__Aim of the exercise__: Recast every line of the records below as a JSON list of strings, one string per line, with blank lines dropped and the pictures left out.

__Information supplied__:

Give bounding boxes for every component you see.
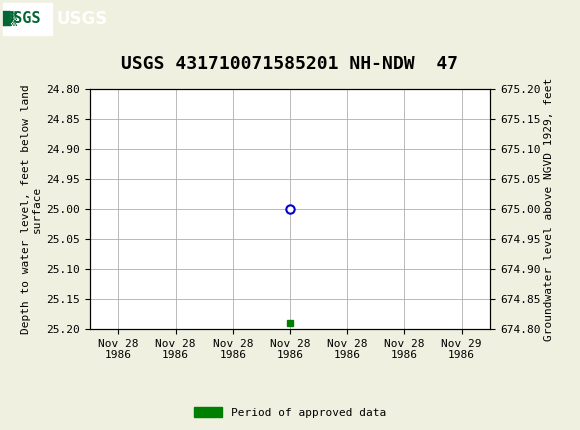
Y-axis label: Groundwater level above NGVD 1929, feet: Groundwater level above NGVD 1929, feet (545, 77, 554, 341)
Text: █▒: █▒ (2, 10, 17, 26)
Text: USGS: USGS (4, 12, 41, 26)
FancyBboxPatch shape (3, 3, 52, 35)
Text: USGS 431710071585201 NH-NDW  47: USGS 431710071585201 NH-NDW 47 (121, 55, 459, 73)
Text: USGS: USGS (57, 10, 108, 28)
Legend: Period of approved data: Period of approved data (190, 403, 390, 422)
Y-axis label: Depth to water level, feet below land
surface: Depth to water level, feet below land su… (21, 84, 42, 334)
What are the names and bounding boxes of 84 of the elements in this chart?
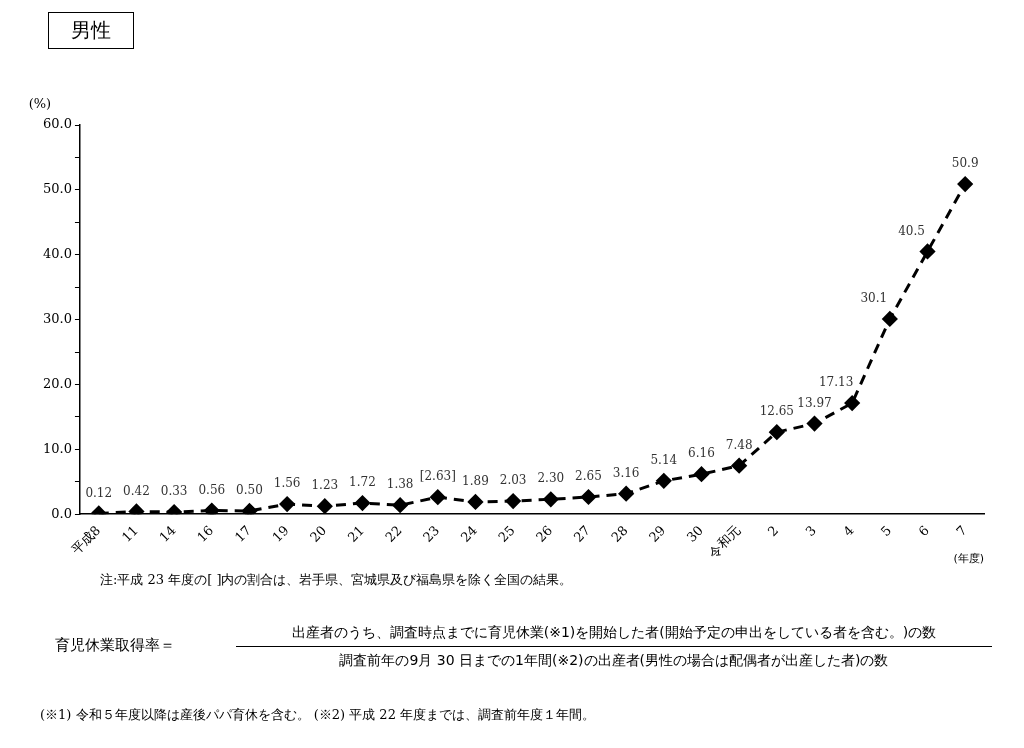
x-tick-label: 20: [306, 522, 330, 545]
y-tick-label: 40.0: [42, 246, 72, 262]
data-label: 50.9: [951, 156, 979, 171]
text: 育児休業取得率＝: [55, 636, 175, 655]
point: [580, 489, 596, 505]
point: [392, 497, 408, 513]
x-tick-label: 30: [683, 522, 706, 545]
data-label: 1.23: [311, 478, 339, 493]
point: [241, 503, 257, 515]
x-tick-label: 22: [382, 522, 405, 545]
data-label: [2.63]: [419, 469, 456, 484]
point: [618, 486, 634, 502]
y-tick-label: 0.0: [51, 505, 72, 521]
x-tick-label: 4: [840, 522, 857, 540]
x-tick-label: 11: [118, 522, 141, 545]
data-label: 0.50: [236, 483, 263, 498]
data-label: 13.97: [797, 395, 832, 410]
data-label: 0.33: [160, 484, 188, 499]
data-label: 1.89: [462, 474, 489, 489]
x-tick-label: 23: [420, 522, 443, 545]
point: [430, 489, 446, 505]
point: [957, 176, 973, 192]
point: [806, 416, 822, 432]
y-tick-label: 10.0: [42, 440, 72, 456]
text: 注:平成 23 年度の[ ]内の割合は、岩手県、宮城県及び福島県を除く全国の結果。: [100, 571, 573, 589]
x-tick-label: 21: [344, 522, 367, 545]
x-tick-label: 令和元: [705, 522, 744, 561]
point: [543, 491, 559, 507]
data-label: 7.48: [725, 437, 753, 452]
x-axis-title: (年度): [953, 552, 984, 566]
x-tick-label: 6: [915, 522, 932, 540]
point: [844, 395, 860, 411]
point: [656, 473, 672, 489]
point: [354, 495, 370, 511]
point: [693, 466, 709, 482]
x-tick-label: 2: [764, 522, 782, 540]
text: 出産者のうち、調査時点までに育児休業(※1)を開始した者(開始予定の申出をしている者を含む。)の数: [290, 624, 938, 642]
point: [731, 458, 747, 474]
x-tick-label: 27: [570, 522, 593, 545]
x-tick-label: 17: [231, 522, 254, 545]
x-tick-label: 28: [608, 522, 631, 545]
point: [505, 493, 521, 509]
data-label: 12.65: [759, 404, 794, 419]
x-tick-label: 29: [646, 522, 669, 545]
data-label: 2.30: [537, 471, 565, 486]
x-tick-label: 19: [269, 522, 292, 545]
point: [882, 311, 898, 327]
y-tick-label: 50.0: [42, 181, 72, 197]
data-label: 5.14: [650, 452, 678, 467]
data-label: 30.1: [860, 291, 888, 306]
text: (※1) 令和５年度以降は産後パパ育休を含む。 (※2) 平成 22 年度までは、調査前年度１年間。: [40, 706, 596, 724]
text: 調査前年の9月 30 日までの1年間(※2)の出産者(男性の場合は配偶者が出産した者)の数: [338, 652, 890, 670]
y-tick-label: 20.0: [42, 375, 72, 391]
data-label: 40.5: [898, 223, 925, 238]
x-tick-label: 16: [193, 522, 217, 545]
data-label: 0.42: [123, 483, 150, 498]
point: [279, 496, 295, 512]
x-tick-label: 24: [457, 522, 480, 545]
data-label: 0.12: [85, 485, 113, 500]
data-label: 1.72: [349, 475, 376, 490]
x-tick-label: 5: [877, 522, 895, 540]
data-label: 1.56: [273, 476, 301, 491]
data-label: 2.03: [499, 473, 527, 488]
y-axis-title: (%): [28, 95, 52, 111]
point: [920, 243, 935, 259]
x-tick-label: 26: [533, 522, 556, 545]
data-label: 0.56: [198, 482, 226, 497]
x-tick-label: 平成8: [68, 522, 104, 558]
x-tick-label: 7: [953, 522, 970, 540]
x-tick-label: 25: [495, 522, 518, 545]
point: [204, 503, 220, 515]
x-tick-label: 3: [802, 522, 819, 540]
data-label: 6.16: [688, 446, 715, 461]
data-label: 2.65: [575, 469, 602, 484]
point: [317, 498, 333, 514]
data-label: 3.16: [612, 465, 640, 480]
point: [467, 494, 483, 510]
y-tick-label: 30.0: [42, 310, 72, 326]
y-tick-label: 60.0: [42, 116, 72, 132]
chart-title: 男性: [48, 12, 134, 49]
x-tick-label: 14: [156, 522, 179, 545]
point: [769, 424, 785, 440]
data-label: 1.38: [386, 477, 414, 492]
data-label: 17.13: [818, 375, 854, 390]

__Worked solution__:
[
  "Give bounding boxes for every component you see.",
  "Y-axis label: Groundwater level above NGVD 1929, feet: Groundwater level above NGVD 1929, feet (545, 77, 554, 341)",
  "Text: █▒: █▒ (2, 10, 17, 26)",
  "Text: USGS: USGS (4, 12, 41, 26)",
  "FancyBboxPatch shape (3, 3, 52, 35)",
  "Text: USGS 431710071585201 NH-NDW  47: USGS 431710071585201 NH-NDW 47 (121, 55, 459, 73)",
  "Text: USGS: USGS (57, 10, 108, 28)",
  "Legend: Period of approved data: Period of approved data (190, 403, 390, 422)",
  "Y-axis label: Depth to water level, feet below land",
  "surface: Depth to water level, feet below land su… (21, 84, 42, 334)",
  "What are the names and bounding boxes of 84 of the elements in this chart?",
  "x-tick-label: 20: [306, 522, 330, 545]",
  "y-tick-label: 40.0: [42, 246, 72, 262]",
  "data-label: 50.9: [951, 156, 979, 171]",
  "text: 育児休業取得率＝: [55, 636, 175, 655]",
  "point: [580, 489, 596, 505]",
  "point: [392, 497, 408, 513]",
  "x-tick-label: 30: [683, 522, 706, 545]",
  "data-label: 1.23: [311, 478, 339, 493]",
  "point: [241, 503, 257, 515]",
  "x-tick-label: 22: [382, 522, 405, 545]",
  "data-label: [2.63]: [419, 469, 456, 484]",
  "point: [618, 486, 634, 502]",
  "y-tick-label: 0.0: [51, 505, 72, 521]",
  "x-tick-label: 4: [840, 522, 857, 540]",
  "x-tick-label: 11: [118, 522, 141, 545]",
  "data-label: 0.50: [236, 483, 263, 498]",
  "data-label: 13.97: [797, 395, 832, 410]",
  "data-label: 0.33: [160, 484, 188, 499]",
  "data-label: 1.89: [462, 474, 489, 489]",
  "x-tick-label: 23: [420, 522, 443, 545]",
  "point: [430, 489, 446, 505]",
  "point: [957, 176, 973, 192]",
  "point: [806, 416, 822, 432]",
  "y-tick-label: 10.0: [42, 440, 72, 456]",
  "text: 注:平成 23 年度の[ ]内の割合は、岩手県、宮城県及び福島県を除く全国の結果。: [100, 571, 573, 589]",
  "x-tick-label: 21: [344, 522, 367, 545]",
  "x-tick-label: 令和元: [705, 522, 744, 561]",
  "point: [543, 491, 559, 507]",
  "data-label: 7.48: [725, 437, 753, 452]",
  "x-axis-title: (年度): [953, 552, 984, 566]",
  "x-tick-label: 6: [915, 522, 932, 540]",
  "point: [844, 395, 860, 411]",
  "point: [656, 473, 672, 489]",
  "point: [354, 495, 370, 511]",
  "point: [693, 466, 709, 482]",
  "x-tick-label: 2: [764, 522, 782, 540]",
  "text: 出産者のうち、調査時点までに育児休業(※1)を開始した者(開始予定の申出をしている者を含む。)の数: [290, 624, 938, 642]",
  "point: [731, 458, 747, 474]",
  "x-tick-label: 27: [570, 522, 593, 545]",
  "x-tick-label: 17: [231, 522, 254, 545]",
  "x-tick-label: 28: [608, 522, 631, 545]",
  "point: [505, 493, 521, 509]",
  "data-label: 12.65: [759, 404, 794, 419]",
  "x-tick-label: 29: [646, 522, 669, 545]",
  "data-label: 2.30: [537, 471, 565, 486]",
  "x-tick-label: 19: [269, 522, 292, 545]",
  "point: [882, 311, 898, 327]",
  "y-tick-label: 50.0: [42, 181, 72, 197]",
  "data-label: 5.14: [650, 452, 678, 467]",
  "data-label: 30.1: [860, 291, 888, 306]",
  "text: (※1) 令和５年度以降は産後パパ育休を含む。 (※2) 平成 22 年度までは、調査前年度１年間。: [40, 706, 596, 724]",
  "text: 調査前年の9月 30 日までの1年間(※2)の出産者(男性の場合は配偶者が出産した者)の数: [338, 652, 890, 670]",
  "y-tick-label: 20.0: [42, 375, 72, 391]",
  "data-label: 40.5: [898, 223, 925, 238]",
  "x-tick-label: 16: [193, 522, 217, 545]",
  "data-label: 0.42: [123, 483, 150, 498]",
  "point: [279, 496, 295, 512]",
  "x-tick-label: 24: [457, 522, 480, 545]",
  "data-label: 0.12: [85, 485, 113, 500]",
  "data-label: 1.72: [349, 475, 376, 490]",
  "x-tick-label: 5: [877, 522, 895, 540]",
  "data-label: 1.56: [273, 476, 301, 491]",
  "data-label: 2.03: [499, 473, 527, 488]",
  "y-axis-title: (%): [28, 95, 52, 111]",
  "point: [920, 243, 935, 259]",
  "x-tick-label: 26: [533, 522, 556, 545]",
  "data-label: 0.56: [198, 482, 226, 497]",
  "x-tick-label: 平成8: [68, 522, 104, 558]",
  "x-tick-label: 7: [953, 522, 970, 540]",
  "x-tick-label: 25: [495, 522, 518, 545]",
  "point: [204, 503, 220, 515]",
  "x-tick-label: 3: [802, 522, 819, 540]",
  "data-label: 6.16: [688, 446, 715, 461]",
  "data-label: 2.65: [575, 469, 602, 484]",
  "point: [317, 498, 333, 514]",
  "data-label: 3.16: [612, 465, 640, 480]",
  "point: [467, 494, 483, 510]",
  "y-tick-label: 30.0: [42, 310, 72, 326]",
  "y-tick-label: 60.0: [42, 116, 72, 132]",
  "chart-title: 男性: [48, 12, 134, 49]",
  "x-tick-label: 14: [156, 522, 179, 545]",
  "point: [769, 424, 785, 440]",
  "data-label: 1.38: [386, 477, 414, 492]",
  "data-label: 17.13: [818, 375, 854, 390]"
]